Reply with one number: how many lines contain the word "title".

*** Provided entries ***

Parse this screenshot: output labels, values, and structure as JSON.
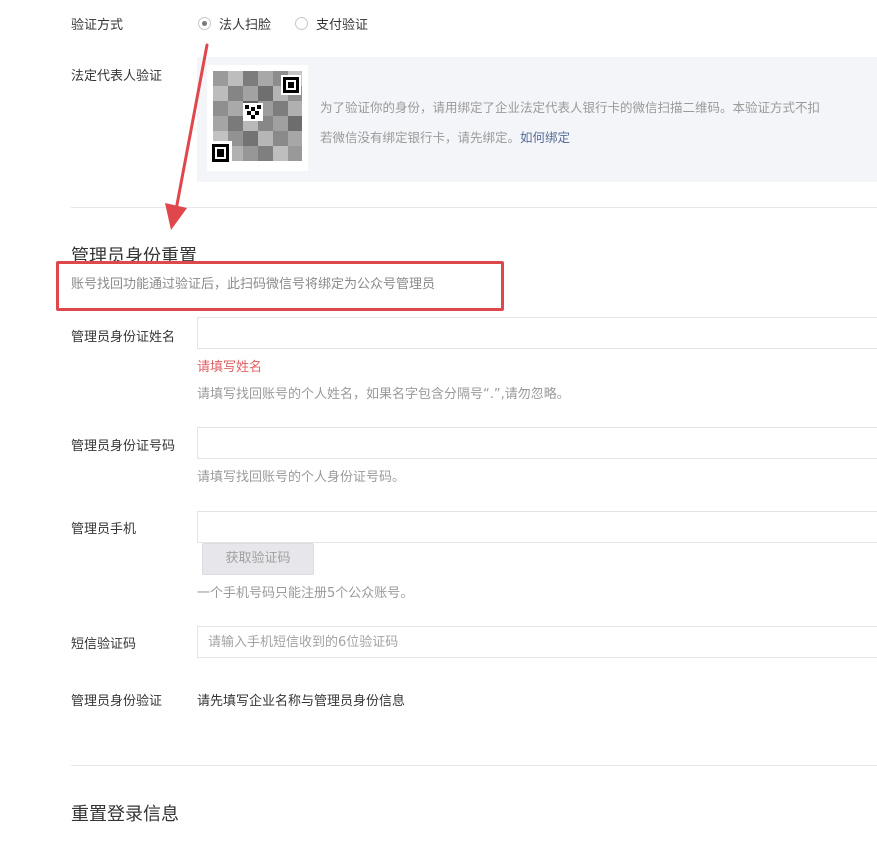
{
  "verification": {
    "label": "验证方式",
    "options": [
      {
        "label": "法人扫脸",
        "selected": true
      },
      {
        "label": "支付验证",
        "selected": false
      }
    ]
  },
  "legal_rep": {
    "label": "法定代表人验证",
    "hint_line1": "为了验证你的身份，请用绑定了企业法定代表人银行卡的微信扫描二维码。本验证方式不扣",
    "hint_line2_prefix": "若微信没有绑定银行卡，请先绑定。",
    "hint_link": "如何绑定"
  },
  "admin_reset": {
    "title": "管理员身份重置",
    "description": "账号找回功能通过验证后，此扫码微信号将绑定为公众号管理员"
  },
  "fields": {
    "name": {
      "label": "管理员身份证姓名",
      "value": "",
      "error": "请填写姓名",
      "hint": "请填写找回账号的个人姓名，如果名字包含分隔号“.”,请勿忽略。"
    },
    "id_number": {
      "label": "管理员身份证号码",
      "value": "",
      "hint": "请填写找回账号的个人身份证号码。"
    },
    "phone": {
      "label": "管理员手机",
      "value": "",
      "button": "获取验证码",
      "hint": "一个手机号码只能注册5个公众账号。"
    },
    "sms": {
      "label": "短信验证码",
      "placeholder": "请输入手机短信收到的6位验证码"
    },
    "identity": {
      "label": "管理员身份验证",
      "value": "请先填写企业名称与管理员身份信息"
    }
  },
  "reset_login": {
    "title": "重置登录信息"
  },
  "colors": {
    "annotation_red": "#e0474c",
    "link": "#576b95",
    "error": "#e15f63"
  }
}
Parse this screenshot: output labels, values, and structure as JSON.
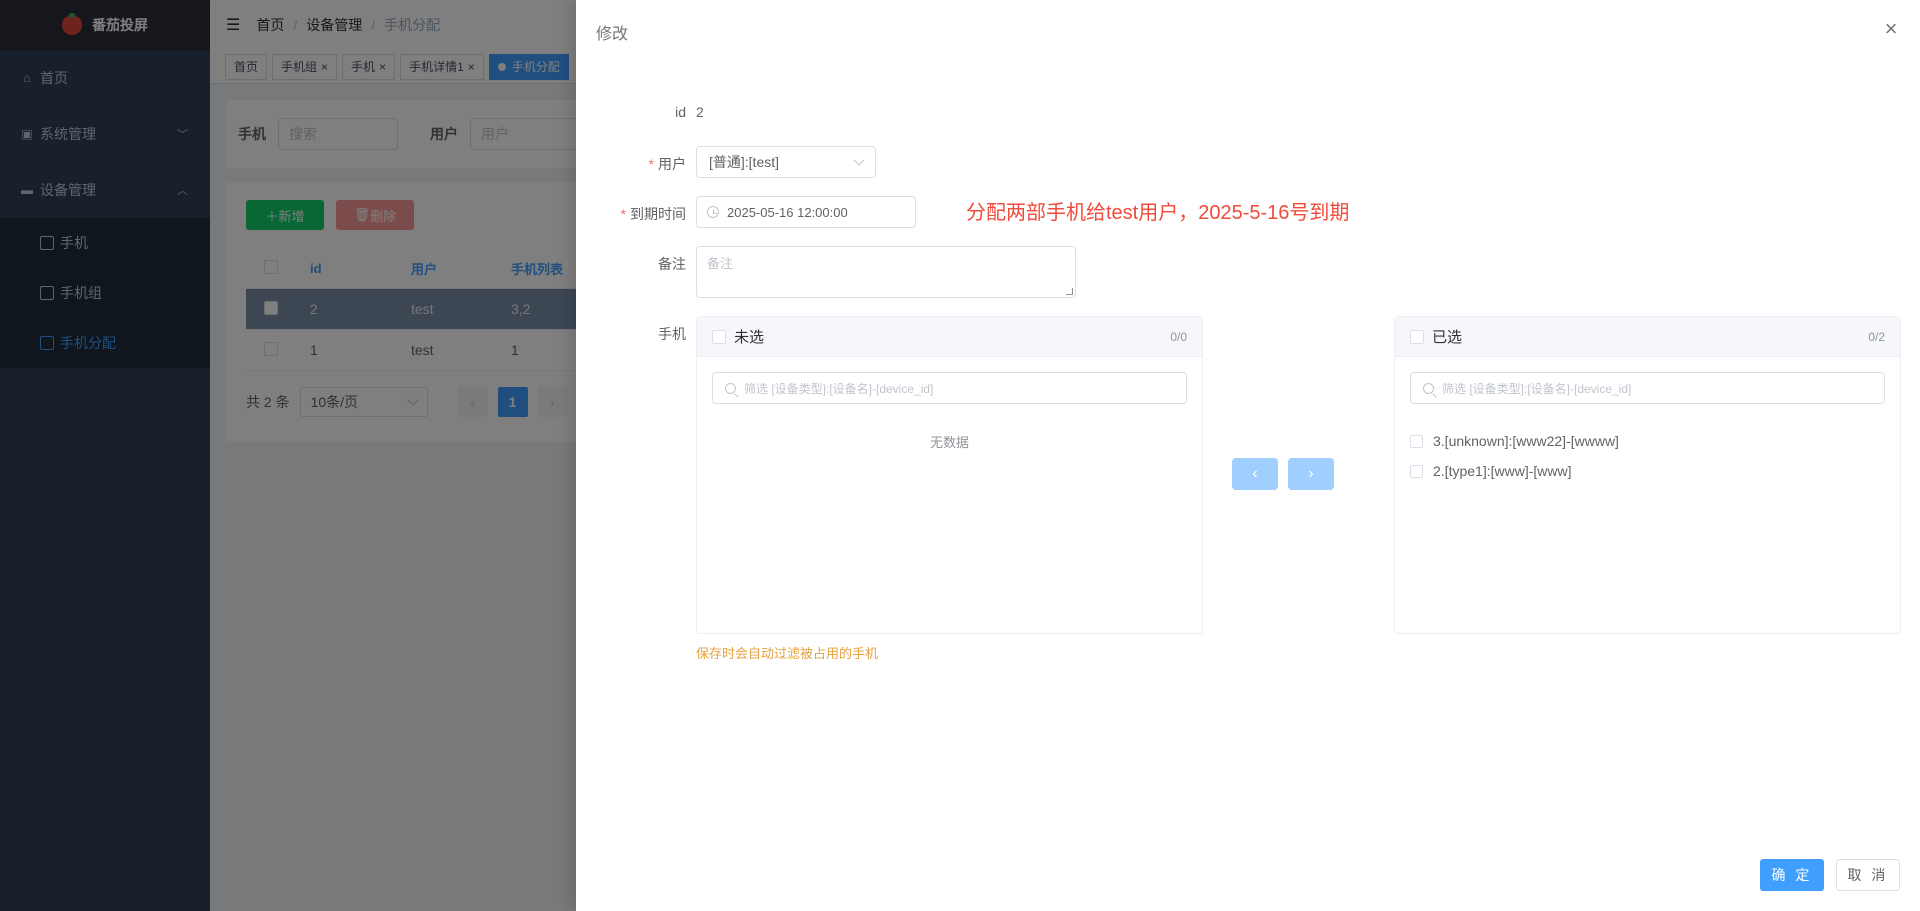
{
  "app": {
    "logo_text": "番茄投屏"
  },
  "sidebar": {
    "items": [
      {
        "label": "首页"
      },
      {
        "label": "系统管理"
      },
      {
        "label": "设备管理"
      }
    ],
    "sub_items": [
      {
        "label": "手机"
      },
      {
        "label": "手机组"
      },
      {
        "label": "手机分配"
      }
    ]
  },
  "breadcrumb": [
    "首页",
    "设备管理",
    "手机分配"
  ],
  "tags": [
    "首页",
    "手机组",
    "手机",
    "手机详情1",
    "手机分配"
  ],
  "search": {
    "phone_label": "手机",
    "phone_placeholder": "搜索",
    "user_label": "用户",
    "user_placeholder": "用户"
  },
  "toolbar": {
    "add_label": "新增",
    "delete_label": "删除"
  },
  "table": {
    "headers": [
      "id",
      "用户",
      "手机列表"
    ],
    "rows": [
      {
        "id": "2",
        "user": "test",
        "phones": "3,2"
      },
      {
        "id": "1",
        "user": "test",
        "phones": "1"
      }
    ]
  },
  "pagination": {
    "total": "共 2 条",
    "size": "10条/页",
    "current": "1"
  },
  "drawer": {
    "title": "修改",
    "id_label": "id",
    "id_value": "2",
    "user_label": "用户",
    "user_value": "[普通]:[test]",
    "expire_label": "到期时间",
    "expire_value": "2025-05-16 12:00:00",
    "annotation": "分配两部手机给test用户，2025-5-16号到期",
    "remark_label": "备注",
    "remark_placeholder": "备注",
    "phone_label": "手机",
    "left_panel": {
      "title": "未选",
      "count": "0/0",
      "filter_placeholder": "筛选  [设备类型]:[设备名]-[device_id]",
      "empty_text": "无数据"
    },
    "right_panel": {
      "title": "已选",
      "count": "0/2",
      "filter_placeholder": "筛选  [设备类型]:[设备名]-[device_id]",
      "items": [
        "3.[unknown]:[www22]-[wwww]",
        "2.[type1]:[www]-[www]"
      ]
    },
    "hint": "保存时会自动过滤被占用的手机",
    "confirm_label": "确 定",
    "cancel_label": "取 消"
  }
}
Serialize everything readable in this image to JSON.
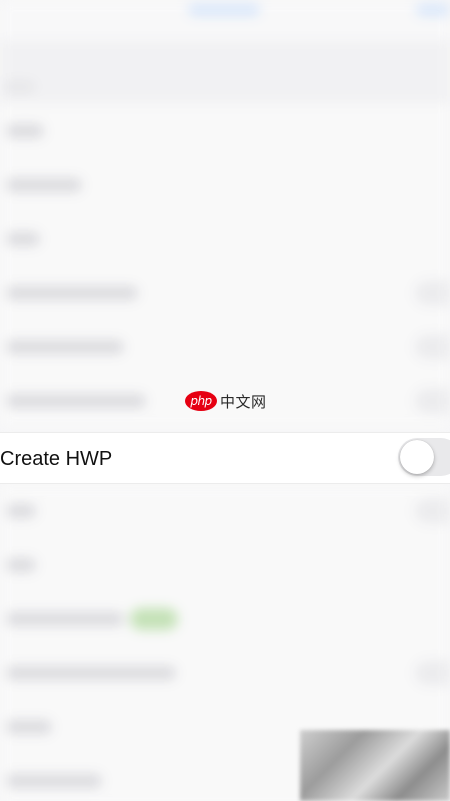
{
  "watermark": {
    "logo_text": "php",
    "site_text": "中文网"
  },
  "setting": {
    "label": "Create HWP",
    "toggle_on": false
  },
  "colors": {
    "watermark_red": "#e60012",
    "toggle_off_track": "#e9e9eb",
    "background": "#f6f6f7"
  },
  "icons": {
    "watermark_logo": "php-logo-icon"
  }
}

***
*** Provided entries ***

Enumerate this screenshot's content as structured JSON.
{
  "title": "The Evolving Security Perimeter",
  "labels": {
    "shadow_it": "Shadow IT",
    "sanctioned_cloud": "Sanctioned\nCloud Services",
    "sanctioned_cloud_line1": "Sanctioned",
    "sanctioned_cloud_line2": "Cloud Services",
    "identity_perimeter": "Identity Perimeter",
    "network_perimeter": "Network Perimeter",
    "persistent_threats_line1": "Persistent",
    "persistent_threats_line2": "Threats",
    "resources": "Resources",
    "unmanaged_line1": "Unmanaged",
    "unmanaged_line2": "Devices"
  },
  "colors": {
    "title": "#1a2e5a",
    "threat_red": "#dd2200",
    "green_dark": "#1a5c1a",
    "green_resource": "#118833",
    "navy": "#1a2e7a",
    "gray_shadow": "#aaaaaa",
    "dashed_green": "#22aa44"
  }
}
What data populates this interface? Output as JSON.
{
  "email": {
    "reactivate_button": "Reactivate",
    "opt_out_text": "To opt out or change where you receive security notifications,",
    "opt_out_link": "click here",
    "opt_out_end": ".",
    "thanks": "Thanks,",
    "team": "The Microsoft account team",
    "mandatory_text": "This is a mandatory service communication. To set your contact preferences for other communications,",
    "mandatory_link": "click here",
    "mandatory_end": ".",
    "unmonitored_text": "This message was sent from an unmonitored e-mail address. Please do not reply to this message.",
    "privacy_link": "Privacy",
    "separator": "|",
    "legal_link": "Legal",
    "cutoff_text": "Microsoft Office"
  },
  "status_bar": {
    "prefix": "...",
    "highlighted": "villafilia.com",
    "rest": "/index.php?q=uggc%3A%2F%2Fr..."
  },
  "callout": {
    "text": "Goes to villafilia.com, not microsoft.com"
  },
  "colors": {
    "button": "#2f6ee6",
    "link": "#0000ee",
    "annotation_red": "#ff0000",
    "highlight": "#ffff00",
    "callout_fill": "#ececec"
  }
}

***

- _Result for this exercise_
7